→ **Exercise data**:

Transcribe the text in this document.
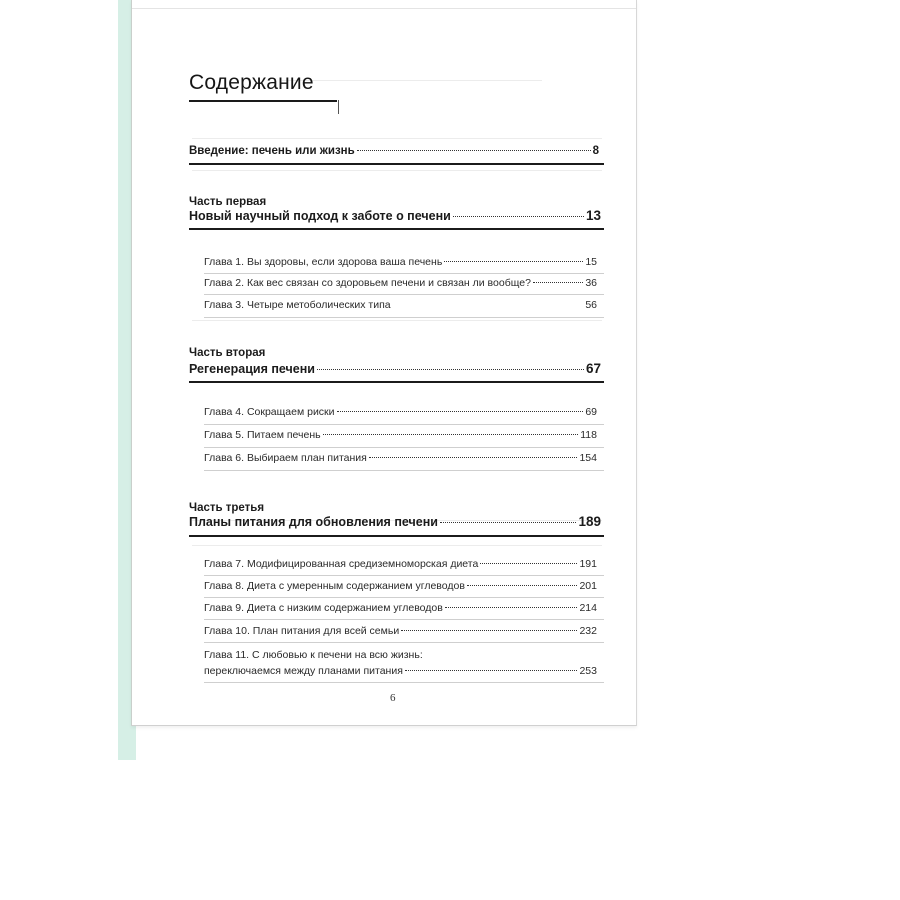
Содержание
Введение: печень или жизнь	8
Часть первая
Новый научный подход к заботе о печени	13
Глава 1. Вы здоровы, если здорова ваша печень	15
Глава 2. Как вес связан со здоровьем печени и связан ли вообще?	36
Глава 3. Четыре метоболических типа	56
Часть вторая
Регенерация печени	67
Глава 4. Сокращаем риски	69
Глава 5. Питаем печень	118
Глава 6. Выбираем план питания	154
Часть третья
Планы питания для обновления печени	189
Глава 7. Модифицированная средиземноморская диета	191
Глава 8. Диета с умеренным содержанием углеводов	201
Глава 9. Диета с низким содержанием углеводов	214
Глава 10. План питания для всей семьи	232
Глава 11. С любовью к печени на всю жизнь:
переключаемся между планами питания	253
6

→ **Your instructions**:
Write out the full set of lines verbatim, without the pictures.

→ **Worked answer**:
Transcribe the text in this document.
Содержание
Введение: печень или жизнь	8
Часть первая
Новый научный подход к заботе о печени	13
Глава 1. Вы здоровы, если здорова ваша печень	15
Глава 2. Как вес связан со здоровьем печени и связан ли вообще?	36
Глава 3. Четыре метоболических типа	56
Часть вторая
Регенерация печени	67
Глава 4. Сокращаем риски	69
Глава 5. Питаем печень	118
Глава 6. Выбираем план питания	154
Часть третья
Планы питания для обновления печени	189
Глава 7. Модифицированная средиземноморская диета	191
Глава 8. Диета с умеренным содержанием углеводов	201
Глава 9. Диета с низким содержанием углеводов	214
Глава 10. План питания для всей семьи	232
Глава 11. С любовью к печени на всю жизнь:
переключаемся между планами питания	253
6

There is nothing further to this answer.